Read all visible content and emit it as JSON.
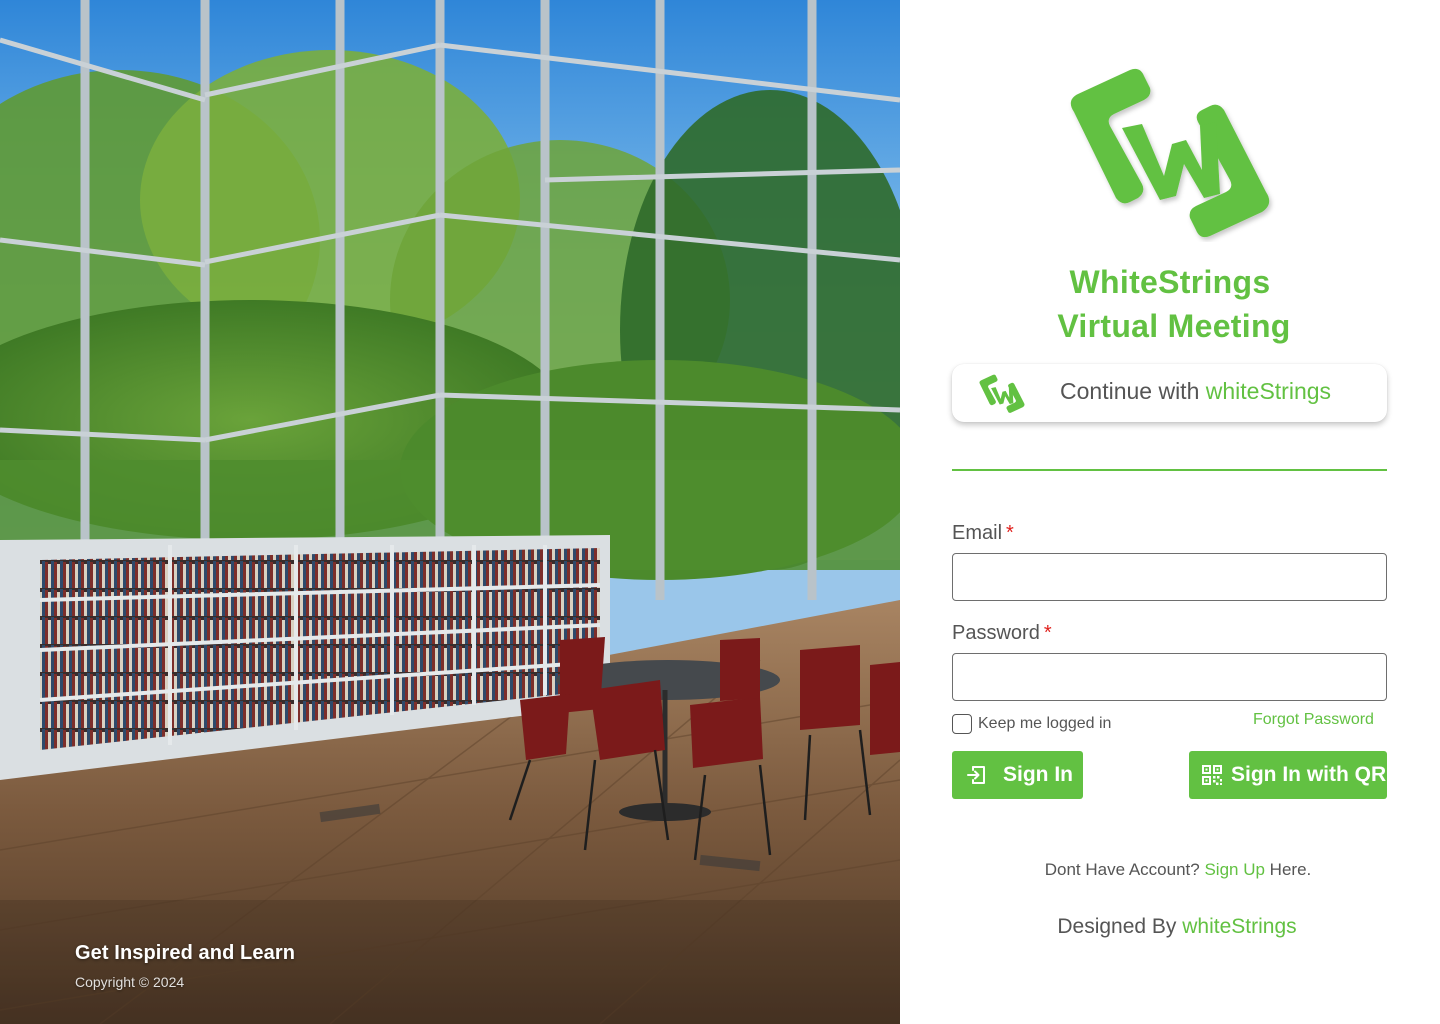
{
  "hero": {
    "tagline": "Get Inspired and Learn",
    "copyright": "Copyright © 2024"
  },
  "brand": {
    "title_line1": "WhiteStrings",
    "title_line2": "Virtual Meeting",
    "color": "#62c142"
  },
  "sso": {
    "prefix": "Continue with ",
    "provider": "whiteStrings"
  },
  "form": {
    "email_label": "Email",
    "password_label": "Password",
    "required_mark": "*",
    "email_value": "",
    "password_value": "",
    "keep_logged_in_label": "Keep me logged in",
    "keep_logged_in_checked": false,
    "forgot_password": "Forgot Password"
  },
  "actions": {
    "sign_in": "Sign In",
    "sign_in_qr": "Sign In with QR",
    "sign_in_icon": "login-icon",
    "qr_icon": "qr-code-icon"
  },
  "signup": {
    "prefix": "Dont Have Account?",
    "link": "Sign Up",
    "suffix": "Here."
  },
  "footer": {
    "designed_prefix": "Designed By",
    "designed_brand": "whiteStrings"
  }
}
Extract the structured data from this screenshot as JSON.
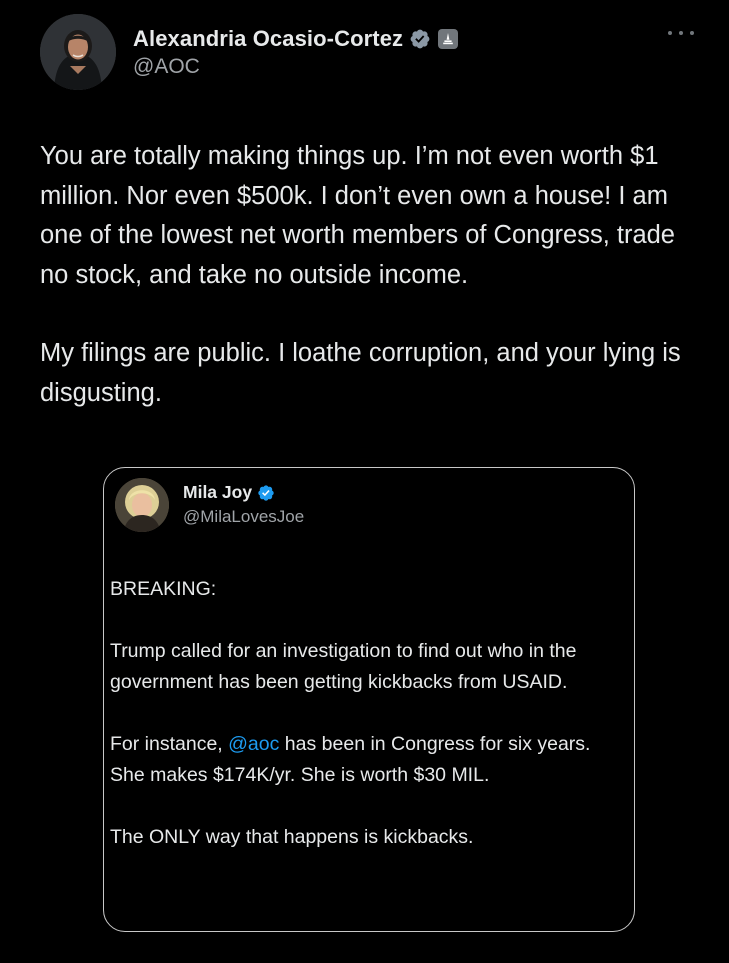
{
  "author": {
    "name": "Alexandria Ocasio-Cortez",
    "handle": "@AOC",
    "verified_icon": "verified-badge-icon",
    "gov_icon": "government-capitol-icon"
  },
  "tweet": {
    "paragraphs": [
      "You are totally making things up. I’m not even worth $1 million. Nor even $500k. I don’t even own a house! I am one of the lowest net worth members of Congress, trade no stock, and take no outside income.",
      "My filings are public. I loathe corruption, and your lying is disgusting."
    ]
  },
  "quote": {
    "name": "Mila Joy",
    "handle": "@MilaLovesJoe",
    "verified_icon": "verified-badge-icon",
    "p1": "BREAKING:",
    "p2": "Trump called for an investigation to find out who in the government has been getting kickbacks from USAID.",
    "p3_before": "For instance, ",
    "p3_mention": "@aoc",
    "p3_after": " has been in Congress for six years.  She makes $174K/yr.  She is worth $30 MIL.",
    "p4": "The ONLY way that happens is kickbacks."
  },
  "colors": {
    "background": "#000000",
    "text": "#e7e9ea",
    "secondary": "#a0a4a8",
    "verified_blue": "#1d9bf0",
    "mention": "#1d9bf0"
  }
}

****************************************

**WHAT THE TASK ASKS**
Your job is to transcribe the entries above exactly; skip the pictures.

**THE COMPLETED TASK**
Read all visible content and emit it as JSON.
{
  "hero": {
    "tagline": "Get Inspired and Learn",
    "copyright": "Copyright © 2024"
  },
  "brand": {
    "title_line1": "WhiteStrings",
    "title_line2": "Virtual Meeting",
    "color": "#62c142"
  },
  "sso": {
    "prefix": "Continue with ",
    "provider": "whiteStrings"
  },
  "form": {
    "email_label": "Email",
    "password_label": "Password",
    "required_mark": "*",
    "email_value": "",
    "password_value": "",
    "keep_logged_in_label": "Keep me logged in",
    "keep_logged_in_checked": false,
    "forgot_password": "Forgot Password"
  },
  "actions": {
    "sign_in": "Sign In",
    "sign_in_qr": "Sign In with QR",
    "sign_in_icon": "login-icon",
    "qr_icon": "qr-code-icon"
  },
  "signup": {
    "prefix": "Dont Have Account?",
    "link": "Sign Up",
    "suffix": "Here."
  },
  "footer": {
    "designed_prefix": "Designed By",
    "designed_brand": "whiteStrings"
  }
}
Extract the structured data from this screenshot as JSON.
{
  "author": {
    "name": "Alexandria Ocasio-Cortez",
    "handle": "@AOC",
    "verified_icon": "verified-badge-icon",
    "gov_icon": "government-capitol-icon"
  },
  "tweet": {
    "paragraphs": [
      "You are totally making things up. I’m not even worth $1 million. Nor even $500k. I don’t even own a house! I am one of the lowest net worth members of Congress, trade no stock, and take no outside income.",
      "My filings are public. I loathe corruption, and your lying is disgusting."
    ]
  },
  "quote": {
    "name": "Mila Joy",
    "handle": "@MilaLovesJoe",
    "verified_icon": "verified-badge-icon",
    "p1": "BREAKING:",
    "p2": "Trump called for an investigation to find out who in the government has been getting kickbacks from USAID.",
    "p3_before": "For instance, ",
    "p3_mention": "@aoc",
    "p3_after": " has been in Congress for six years.  She makes $174K/yr.  She is worth $30 MIL.",
    "p4": "The ONLY way that happens is kickbacks."
  },
  "colors": {
    "background": "#000000",
    "text": "#e7e9ea",
    "secondary": "#a0a4a8",
    "verified_blue": "#1d9bf0",
    "mention": "#1d9bf0"
  }
}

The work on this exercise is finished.